[Stored data]
>> start

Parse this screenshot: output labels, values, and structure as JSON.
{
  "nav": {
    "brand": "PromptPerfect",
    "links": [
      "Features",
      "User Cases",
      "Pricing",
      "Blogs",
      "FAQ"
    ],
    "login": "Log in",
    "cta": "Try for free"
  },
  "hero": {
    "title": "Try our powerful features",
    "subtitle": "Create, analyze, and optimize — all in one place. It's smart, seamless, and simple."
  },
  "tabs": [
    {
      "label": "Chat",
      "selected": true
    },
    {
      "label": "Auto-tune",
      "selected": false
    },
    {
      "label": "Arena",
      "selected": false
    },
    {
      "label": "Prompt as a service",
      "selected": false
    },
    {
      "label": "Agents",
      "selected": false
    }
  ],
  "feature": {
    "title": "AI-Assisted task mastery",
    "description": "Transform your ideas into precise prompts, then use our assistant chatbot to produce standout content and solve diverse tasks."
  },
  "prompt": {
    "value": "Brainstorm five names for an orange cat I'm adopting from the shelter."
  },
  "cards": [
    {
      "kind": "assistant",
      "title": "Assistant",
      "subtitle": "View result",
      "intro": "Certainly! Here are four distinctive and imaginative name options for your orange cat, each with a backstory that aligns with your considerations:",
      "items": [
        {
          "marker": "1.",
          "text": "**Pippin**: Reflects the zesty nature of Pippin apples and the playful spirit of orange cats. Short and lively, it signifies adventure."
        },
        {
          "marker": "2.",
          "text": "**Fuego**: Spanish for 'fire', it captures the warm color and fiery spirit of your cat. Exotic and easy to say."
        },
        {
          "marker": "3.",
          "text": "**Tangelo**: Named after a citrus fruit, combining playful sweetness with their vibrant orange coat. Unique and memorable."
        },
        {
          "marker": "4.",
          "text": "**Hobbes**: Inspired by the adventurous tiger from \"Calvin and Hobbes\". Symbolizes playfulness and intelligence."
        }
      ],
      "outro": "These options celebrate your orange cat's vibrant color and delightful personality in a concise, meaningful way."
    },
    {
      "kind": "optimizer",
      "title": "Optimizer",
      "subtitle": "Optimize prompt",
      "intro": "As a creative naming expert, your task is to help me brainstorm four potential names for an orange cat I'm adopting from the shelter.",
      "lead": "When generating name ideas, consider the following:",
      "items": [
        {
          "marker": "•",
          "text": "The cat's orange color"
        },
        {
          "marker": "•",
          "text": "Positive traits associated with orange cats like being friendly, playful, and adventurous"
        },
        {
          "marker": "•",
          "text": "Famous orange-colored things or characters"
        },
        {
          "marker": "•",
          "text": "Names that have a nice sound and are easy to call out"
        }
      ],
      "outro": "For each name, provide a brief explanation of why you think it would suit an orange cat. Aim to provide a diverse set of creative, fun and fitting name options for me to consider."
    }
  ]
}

>> end

Across the entries, how many lines contain "your"? Reply with the number only.

5